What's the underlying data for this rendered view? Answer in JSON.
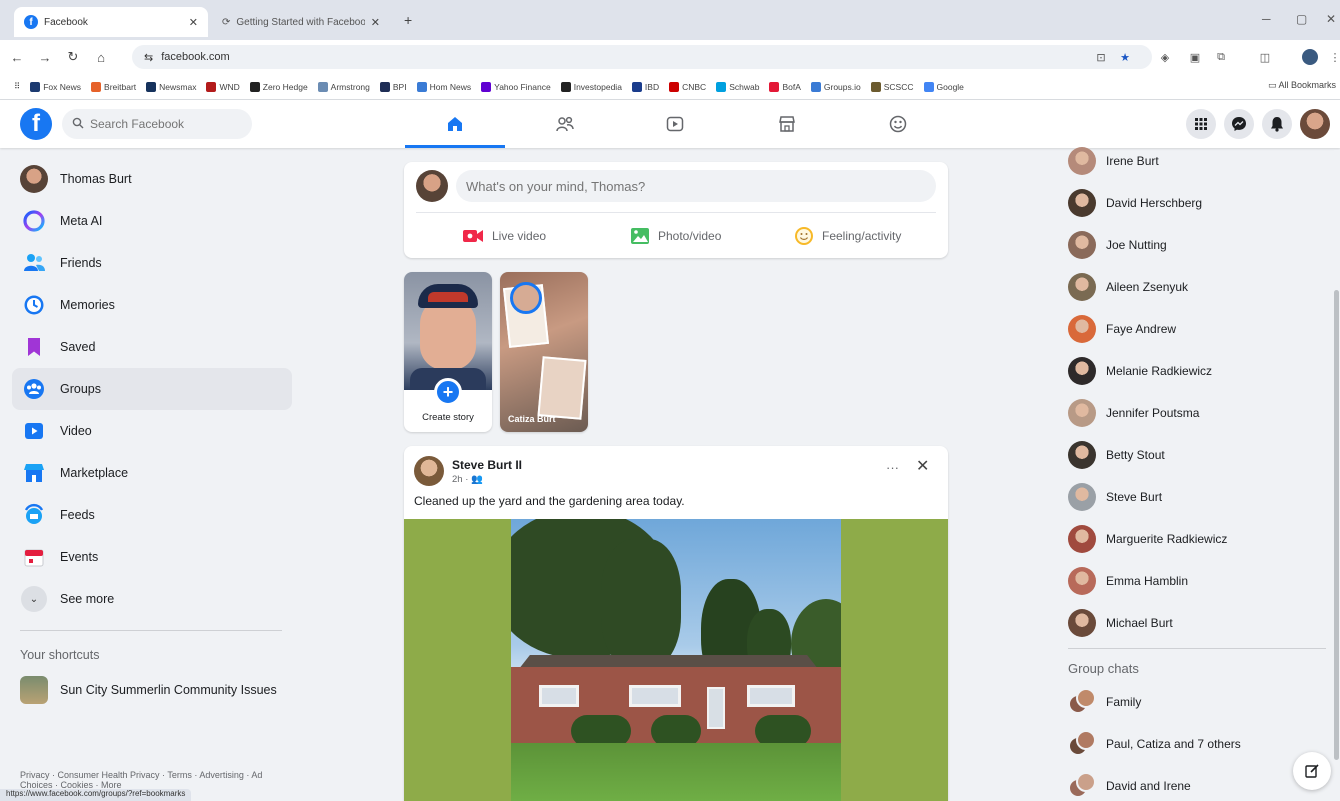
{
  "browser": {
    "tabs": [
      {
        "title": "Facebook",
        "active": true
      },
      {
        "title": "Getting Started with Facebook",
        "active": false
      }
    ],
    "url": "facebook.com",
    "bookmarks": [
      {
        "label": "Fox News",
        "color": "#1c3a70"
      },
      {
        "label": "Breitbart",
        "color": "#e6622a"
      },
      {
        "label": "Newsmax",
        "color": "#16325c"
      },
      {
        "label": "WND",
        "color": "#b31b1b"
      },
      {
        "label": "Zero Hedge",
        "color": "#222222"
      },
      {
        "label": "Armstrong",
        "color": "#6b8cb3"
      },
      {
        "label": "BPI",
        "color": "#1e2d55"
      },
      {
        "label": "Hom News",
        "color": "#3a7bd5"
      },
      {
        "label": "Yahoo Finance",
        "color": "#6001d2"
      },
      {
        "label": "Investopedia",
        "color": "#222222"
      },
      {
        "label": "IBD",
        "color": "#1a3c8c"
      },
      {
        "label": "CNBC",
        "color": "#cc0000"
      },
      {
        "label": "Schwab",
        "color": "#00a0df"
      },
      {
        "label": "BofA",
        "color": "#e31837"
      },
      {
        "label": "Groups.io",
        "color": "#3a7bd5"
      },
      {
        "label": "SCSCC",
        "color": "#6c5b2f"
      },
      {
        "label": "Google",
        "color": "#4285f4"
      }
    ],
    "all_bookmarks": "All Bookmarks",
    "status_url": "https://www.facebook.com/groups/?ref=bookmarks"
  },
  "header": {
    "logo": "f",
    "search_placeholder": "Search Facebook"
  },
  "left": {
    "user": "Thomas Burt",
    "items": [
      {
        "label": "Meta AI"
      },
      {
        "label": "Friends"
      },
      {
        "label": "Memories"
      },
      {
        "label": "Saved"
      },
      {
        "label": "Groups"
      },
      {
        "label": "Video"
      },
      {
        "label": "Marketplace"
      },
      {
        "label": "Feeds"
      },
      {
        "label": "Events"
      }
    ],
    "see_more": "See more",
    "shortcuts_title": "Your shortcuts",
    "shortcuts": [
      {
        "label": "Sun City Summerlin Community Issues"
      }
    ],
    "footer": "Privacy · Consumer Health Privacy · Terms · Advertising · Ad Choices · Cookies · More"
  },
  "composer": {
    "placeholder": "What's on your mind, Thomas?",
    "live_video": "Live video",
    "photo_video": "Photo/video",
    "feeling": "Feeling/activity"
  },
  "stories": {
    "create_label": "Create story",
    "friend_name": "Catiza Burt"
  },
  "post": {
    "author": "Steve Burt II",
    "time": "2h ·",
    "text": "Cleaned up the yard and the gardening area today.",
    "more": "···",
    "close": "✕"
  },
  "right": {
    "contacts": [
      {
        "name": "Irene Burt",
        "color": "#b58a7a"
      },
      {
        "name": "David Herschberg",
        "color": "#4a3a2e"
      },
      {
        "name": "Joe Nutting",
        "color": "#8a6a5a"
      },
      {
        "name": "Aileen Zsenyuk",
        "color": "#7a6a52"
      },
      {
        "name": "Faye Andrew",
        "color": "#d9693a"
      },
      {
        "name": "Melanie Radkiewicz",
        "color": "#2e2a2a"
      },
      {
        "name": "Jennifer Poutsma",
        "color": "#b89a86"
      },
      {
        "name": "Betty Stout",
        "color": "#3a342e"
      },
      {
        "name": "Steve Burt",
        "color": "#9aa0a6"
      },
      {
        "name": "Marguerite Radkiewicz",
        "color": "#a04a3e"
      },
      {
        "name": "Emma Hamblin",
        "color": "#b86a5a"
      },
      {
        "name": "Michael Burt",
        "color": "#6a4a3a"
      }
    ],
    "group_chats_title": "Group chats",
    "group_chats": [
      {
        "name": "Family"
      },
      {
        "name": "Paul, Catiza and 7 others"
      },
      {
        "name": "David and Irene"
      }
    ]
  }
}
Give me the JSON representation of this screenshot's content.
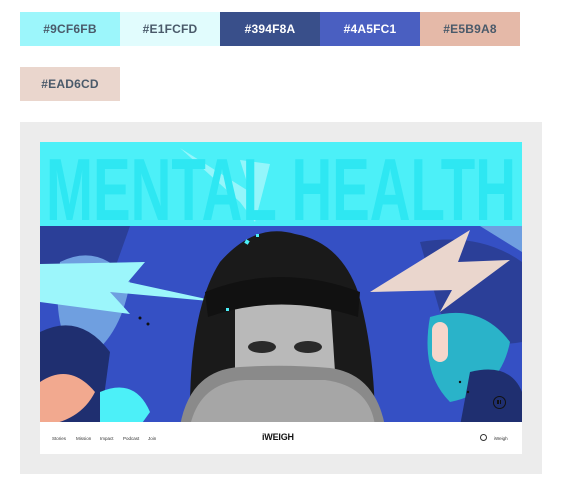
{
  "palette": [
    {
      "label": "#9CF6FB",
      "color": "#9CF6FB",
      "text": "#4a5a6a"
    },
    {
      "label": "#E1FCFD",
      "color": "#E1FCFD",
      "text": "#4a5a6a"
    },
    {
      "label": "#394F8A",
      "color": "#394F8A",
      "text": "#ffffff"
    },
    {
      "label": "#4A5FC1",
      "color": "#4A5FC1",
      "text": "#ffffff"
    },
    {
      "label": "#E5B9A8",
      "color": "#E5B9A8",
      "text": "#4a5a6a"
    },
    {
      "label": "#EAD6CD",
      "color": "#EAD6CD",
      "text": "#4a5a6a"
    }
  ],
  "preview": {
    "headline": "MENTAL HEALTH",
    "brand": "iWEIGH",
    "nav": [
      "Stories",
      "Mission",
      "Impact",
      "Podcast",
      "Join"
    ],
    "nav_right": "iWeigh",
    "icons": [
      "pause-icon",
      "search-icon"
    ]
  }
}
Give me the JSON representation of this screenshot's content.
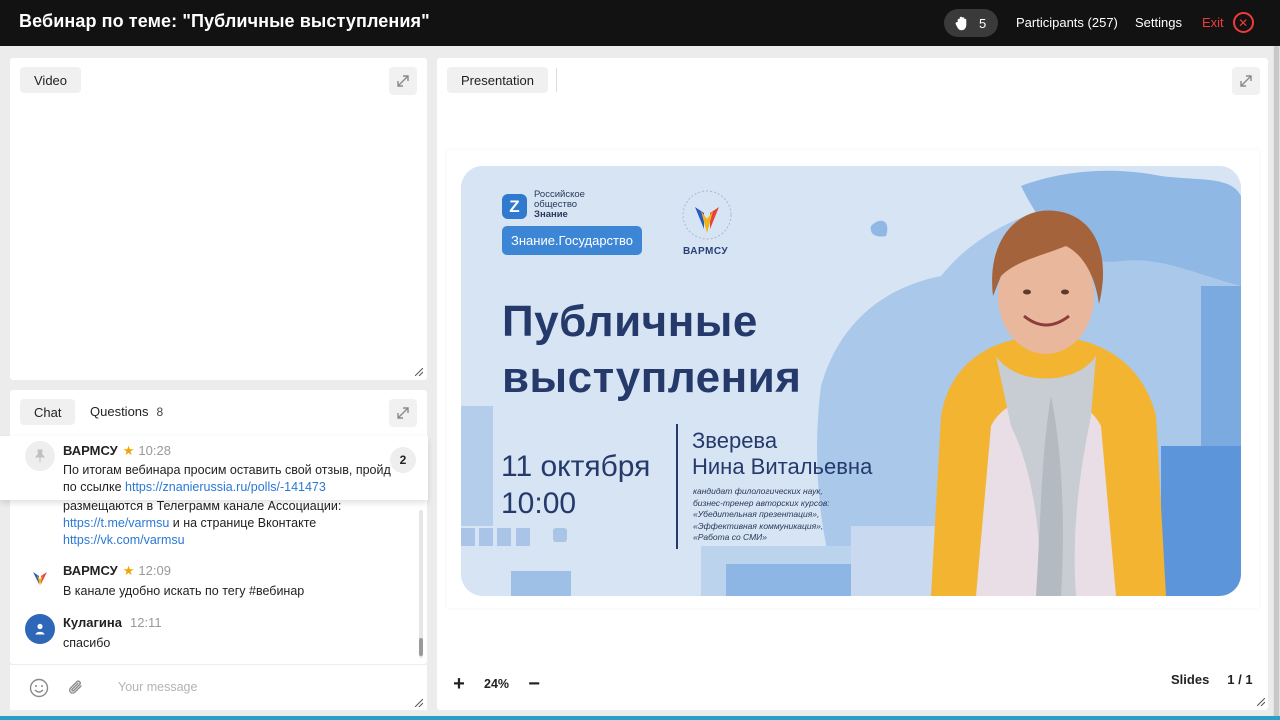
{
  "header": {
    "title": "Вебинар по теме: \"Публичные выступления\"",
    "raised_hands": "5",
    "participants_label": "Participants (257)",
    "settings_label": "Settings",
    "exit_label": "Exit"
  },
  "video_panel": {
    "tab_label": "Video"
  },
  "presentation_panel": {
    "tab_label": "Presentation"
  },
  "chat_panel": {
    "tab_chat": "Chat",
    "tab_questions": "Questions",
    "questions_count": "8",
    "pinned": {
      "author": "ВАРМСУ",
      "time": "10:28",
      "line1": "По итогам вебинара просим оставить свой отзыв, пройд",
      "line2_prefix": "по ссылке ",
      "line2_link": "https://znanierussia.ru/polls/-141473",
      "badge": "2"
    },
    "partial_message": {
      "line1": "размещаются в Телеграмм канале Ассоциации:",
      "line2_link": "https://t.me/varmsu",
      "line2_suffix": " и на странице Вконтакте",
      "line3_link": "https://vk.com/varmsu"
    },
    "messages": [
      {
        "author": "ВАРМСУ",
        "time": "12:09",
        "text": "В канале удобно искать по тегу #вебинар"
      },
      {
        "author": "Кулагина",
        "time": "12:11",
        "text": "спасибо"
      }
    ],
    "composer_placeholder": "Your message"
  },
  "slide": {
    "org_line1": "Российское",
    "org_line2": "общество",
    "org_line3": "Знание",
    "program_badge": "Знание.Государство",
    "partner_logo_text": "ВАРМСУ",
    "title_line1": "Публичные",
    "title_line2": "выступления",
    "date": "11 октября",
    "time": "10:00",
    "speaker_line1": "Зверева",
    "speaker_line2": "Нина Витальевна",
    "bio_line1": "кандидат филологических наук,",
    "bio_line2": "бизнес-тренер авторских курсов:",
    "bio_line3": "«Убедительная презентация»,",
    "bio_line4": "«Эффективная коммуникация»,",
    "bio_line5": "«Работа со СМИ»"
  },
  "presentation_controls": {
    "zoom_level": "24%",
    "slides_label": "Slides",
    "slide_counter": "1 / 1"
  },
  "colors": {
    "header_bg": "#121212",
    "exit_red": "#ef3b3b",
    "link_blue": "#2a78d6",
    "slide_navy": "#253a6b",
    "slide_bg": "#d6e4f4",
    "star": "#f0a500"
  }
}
++++++
Of the lines in the data, how many contain the word "author"? Provide the number and nothing further.

Result for this task:
4